## Start Raw data

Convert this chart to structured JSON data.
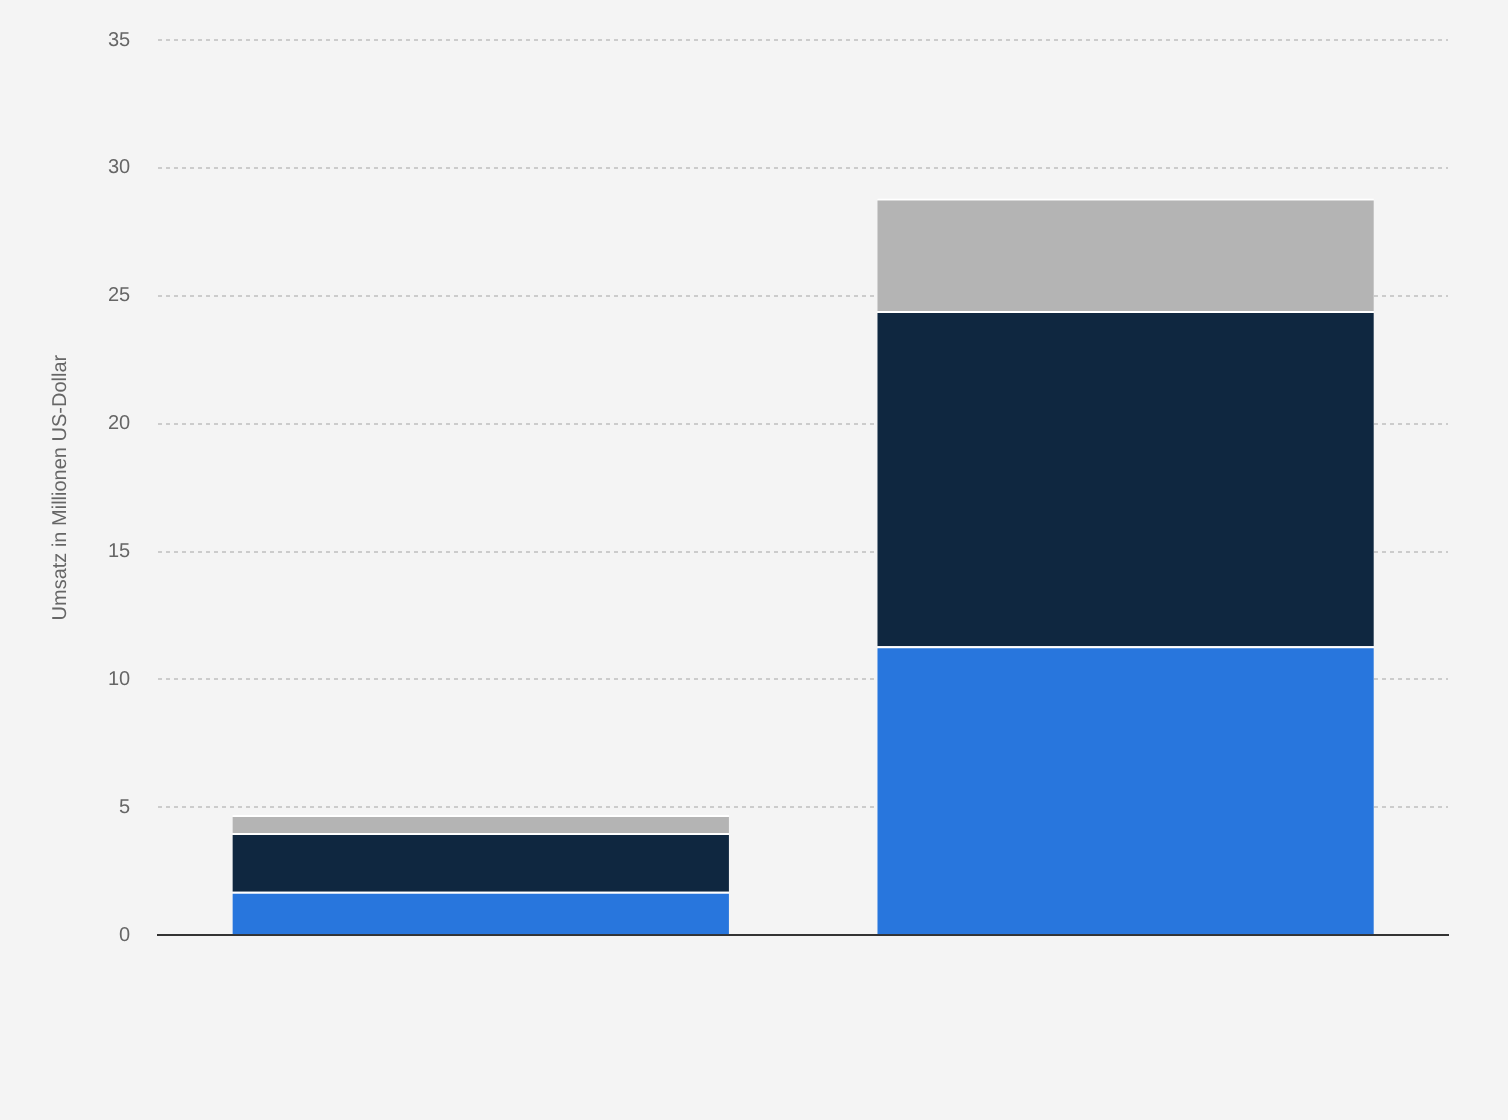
{
  "chart_data": {
    "type": "bar",
    "stacked": true,
    "ylabel": "Umsatz in Millionen US-Dollar",
    "categories": [
      null,
      null
    ],
    "series": [
      {
        "color": "#2876dd",
        "values": [
          1.7,
          11.3
        ]
      },
      {
        "color": "#0f2740",
        "values": [
          2.3,
          13.1
        ]
      },
      {
        "color": "#b4b4b4",
        "values": [
          0.7,
          4.4
        ]
      }
    ],
    "ylim": [
      0,
      35
    ],
    "yticks": [
      0,
      5,
      10,
      15,
      20,
      25,
      30,
      35
    ],
    "grid": "y",
    "legend": false
  }
}
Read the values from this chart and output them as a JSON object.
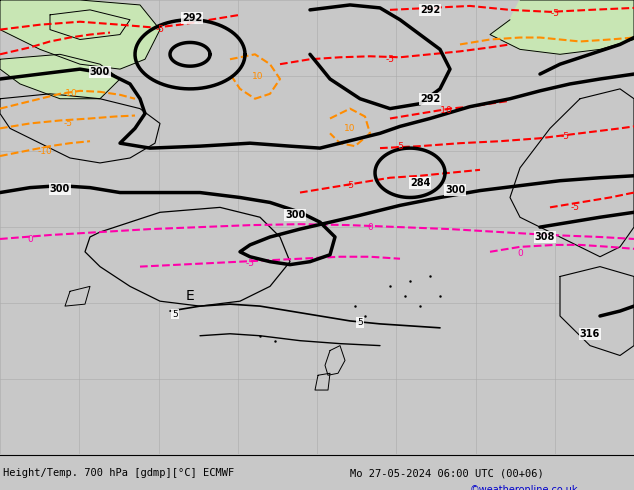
{
  "title_left": "Height/Temp. 700 hPa [gdmp][°C] ECMWF",
  "title_right": "Mo 27-05-2024 06:00 UTC (00+06)",
  "watermark": "©weatheronline.co.uk",
  "ocean_color": "#c8e6b4",
  "land_color": "#c8c8c8",
  "grid_color": "#aaaaaa",
  "figsize": [
    6.34,
    4.9
  ],
  "dpi": 100,
  "bottom_bar_color": "#c8c8c8",
  "title_fontsize": 7.5,
  "watermark_fontsize": 7,
  "watermark_color": "#0000cc",
  "contour_black_lw": 2.5,
  "contour_color_lw": 1.5
}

## End Raw data

- [Given request] Search the records for the word "JSON" and copy every line where it occurs.

- [Result of this exercise]
Convert this chart to structured JSON data.
Read the values from this chart and output them as a JSON object.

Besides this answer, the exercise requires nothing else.